Given request
Where a line holds "primavera", copy it.

-*-*-

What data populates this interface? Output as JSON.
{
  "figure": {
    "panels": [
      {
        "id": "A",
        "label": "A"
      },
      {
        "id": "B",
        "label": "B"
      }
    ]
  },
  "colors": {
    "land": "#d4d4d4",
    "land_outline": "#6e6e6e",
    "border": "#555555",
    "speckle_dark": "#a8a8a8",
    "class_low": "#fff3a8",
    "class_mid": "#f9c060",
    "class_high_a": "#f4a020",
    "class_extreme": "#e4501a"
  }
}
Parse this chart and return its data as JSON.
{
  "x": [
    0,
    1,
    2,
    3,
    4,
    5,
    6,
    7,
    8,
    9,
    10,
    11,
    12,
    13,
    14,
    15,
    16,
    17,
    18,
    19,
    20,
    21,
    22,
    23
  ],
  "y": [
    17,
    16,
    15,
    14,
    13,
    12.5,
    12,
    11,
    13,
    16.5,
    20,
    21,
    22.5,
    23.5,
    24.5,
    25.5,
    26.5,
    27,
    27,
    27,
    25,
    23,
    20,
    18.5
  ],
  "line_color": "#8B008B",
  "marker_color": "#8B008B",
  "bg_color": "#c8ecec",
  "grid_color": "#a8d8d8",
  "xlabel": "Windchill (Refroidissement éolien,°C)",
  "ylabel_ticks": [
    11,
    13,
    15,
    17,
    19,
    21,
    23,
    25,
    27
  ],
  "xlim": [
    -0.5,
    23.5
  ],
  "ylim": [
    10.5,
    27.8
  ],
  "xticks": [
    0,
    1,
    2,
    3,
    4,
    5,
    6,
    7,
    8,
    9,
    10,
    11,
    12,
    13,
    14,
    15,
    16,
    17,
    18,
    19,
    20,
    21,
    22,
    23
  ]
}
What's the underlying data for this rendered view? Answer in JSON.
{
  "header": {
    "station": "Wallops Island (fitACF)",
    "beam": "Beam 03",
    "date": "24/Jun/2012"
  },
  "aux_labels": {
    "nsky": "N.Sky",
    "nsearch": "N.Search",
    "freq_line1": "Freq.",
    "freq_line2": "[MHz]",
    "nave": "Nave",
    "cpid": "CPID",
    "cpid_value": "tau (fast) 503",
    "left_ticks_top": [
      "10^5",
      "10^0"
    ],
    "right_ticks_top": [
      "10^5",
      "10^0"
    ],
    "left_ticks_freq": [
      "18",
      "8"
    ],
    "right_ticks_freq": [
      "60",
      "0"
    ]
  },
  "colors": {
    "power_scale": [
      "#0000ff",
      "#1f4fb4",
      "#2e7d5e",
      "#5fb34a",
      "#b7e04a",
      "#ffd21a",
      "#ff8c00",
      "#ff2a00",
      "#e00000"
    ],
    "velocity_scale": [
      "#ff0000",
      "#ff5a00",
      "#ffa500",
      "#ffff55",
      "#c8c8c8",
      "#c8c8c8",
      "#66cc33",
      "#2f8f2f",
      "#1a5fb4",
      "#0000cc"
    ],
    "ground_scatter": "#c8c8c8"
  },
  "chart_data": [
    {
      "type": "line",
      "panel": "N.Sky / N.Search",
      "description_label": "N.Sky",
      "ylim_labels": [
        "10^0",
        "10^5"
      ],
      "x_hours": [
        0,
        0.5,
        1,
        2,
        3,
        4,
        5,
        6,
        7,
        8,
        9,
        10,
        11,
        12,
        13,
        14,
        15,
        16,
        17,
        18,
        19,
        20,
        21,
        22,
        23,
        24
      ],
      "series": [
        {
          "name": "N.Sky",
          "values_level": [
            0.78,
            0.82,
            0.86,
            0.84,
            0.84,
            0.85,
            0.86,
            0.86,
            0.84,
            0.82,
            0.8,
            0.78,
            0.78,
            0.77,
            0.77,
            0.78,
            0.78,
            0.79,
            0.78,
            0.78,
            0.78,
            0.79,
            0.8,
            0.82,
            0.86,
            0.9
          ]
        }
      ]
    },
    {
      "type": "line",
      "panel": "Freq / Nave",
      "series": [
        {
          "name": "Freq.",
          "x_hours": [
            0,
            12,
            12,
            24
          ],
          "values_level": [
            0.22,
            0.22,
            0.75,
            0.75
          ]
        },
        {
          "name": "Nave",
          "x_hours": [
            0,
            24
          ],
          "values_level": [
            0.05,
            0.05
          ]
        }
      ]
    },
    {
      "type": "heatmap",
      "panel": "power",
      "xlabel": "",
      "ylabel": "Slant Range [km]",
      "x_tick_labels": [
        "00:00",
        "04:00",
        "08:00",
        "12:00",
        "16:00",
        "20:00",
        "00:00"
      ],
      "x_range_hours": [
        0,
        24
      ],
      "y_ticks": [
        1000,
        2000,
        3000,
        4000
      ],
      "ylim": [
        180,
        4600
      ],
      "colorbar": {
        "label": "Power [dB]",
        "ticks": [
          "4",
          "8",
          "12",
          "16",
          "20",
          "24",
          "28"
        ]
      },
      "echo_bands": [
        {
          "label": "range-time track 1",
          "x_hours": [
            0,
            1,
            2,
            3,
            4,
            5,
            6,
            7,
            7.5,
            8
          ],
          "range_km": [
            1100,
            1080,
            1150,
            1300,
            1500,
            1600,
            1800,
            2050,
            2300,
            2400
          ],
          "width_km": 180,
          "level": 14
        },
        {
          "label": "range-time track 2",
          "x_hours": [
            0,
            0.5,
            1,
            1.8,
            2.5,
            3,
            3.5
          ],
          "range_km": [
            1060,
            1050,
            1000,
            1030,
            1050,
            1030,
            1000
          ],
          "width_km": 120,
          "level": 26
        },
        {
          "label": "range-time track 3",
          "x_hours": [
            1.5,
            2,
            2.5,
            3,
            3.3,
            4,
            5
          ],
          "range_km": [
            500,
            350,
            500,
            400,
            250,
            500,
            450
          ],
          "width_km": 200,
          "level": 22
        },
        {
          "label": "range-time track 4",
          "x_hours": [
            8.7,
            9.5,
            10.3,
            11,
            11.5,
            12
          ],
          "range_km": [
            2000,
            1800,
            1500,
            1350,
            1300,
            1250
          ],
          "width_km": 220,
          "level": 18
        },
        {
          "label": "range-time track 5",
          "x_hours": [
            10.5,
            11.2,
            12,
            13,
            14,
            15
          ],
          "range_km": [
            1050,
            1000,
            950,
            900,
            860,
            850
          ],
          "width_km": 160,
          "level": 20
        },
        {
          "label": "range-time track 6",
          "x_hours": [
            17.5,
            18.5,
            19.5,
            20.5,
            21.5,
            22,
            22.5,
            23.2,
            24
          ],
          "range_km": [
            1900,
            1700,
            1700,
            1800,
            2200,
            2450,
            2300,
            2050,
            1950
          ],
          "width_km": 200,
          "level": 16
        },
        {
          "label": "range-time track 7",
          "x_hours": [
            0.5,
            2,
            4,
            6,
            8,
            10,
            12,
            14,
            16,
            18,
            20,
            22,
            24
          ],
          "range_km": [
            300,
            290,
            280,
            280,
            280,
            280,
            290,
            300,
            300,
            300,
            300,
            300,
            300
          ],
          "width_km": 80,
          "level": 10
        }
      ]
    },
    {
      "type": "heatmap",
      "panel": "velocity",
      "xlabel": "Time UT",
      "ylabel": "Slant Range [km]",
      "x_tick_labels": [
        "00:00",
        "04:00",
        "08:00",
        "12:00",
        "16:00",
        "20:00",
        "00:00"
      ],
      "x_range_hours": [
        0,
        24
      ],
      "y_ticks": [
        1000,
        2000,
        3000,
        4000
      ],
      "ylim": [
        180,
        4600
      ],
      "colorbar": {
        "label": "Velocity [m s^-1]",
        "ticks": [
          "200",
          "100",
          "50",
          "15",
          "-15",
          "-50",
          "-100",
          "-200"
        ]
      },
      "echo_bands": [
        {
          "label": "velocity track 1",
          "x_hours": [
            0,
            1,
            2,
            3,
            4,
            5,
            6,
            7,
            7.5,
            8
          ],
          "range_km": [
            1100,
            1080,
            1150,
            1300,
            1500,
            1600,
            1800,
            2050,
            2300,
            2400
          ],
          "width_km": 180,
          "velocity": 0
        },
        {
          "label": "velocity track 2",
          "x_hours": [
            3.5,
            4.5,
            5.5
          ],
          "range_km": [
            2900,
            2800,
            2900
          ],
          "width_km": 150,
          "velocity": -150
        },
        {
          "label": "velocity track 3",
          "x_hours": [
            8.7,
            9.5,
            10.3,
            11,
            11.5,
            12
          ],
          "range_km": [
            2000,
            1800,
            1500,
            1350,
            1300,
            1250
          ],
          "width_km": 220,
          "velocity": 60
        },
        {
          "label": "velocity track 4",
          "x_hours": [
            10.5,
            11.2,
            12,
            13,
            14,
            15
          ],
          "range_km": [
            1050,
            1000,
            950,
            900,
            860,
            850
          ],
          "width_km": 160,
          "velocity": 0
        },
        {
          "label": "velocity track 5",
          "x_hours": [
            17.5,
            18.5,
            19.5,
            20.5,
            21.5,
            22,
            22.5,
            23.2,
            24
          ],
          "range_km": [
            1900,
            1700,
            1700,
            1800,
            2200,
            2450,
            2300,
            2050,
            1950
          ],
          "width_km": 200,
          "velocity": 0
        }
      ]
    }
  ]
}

-*-*-

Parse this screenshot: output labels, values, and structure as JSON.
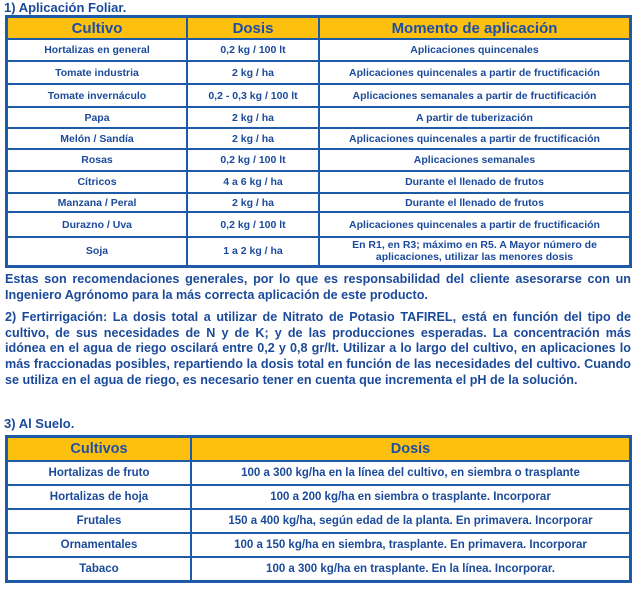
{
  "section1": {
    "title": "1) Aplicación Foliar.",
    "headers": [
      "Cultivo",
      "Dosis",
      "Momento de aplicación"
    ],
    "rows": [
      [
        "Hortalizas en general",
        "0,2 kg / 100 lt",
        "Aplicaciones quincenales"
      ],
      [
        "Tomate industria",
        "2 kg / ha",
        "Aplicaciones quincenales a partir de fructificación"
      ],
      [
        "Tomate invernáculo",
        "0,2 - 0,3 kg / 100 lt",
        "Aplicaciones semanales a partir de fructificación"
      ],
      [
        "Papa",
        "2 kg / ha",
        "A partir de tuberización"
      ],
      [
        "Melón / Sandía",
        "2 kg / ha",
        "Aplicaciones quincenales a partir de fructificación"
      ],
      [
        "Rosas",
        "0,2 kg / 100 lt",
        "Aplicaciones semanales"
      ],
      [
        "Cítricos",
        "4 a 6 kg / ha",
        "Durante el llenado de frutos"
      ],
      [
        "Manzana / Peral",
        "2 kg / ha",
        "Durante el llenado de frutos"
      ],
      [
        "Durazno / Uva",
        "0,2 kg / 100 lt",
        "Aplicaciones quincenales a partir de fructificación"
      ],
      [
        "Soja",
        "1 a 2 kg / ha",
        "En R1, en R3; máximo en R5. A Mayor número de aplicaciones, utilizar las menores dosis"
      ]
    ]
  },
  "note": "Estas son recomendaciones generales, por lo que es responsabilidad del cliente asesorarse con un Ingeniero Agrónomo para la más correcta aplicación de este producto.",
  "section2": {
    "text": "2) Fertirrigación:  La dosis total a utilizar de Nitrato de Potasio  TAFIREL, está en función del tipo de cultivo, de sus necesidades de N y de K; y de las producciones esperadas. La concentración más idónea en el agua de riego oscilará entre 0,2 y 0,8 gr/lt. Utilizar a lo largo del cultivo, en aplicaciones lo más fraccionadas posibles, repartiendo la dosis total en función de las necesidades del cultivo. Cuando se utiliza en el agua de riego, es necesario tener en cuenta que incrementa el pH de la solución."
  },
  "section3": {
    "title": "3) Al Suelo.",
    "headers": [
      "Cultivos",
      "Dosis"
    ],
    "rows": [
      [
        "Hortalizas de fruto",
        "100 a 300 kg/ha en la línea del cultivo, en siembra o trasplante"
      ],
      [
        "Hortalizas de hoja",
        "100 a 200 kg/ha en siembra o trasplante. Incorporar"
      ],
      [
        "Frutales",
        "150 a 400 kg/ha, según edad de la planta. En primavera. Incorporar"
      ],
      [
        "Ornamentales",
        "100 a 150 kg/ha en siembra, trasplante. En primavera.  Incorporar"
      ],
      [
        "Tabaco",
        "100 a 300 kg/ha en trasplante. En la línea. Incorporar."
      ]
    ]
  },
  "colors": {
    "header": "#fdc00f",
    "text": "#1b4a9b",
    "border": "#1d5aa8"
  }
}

-*-*-

The output
        "150 a 400 kg/ha, según edad de la planta. En primavera. Incorporar"
        "100 a 150 kg/ha en siembra, trasplante. En primavera.  Incorporar"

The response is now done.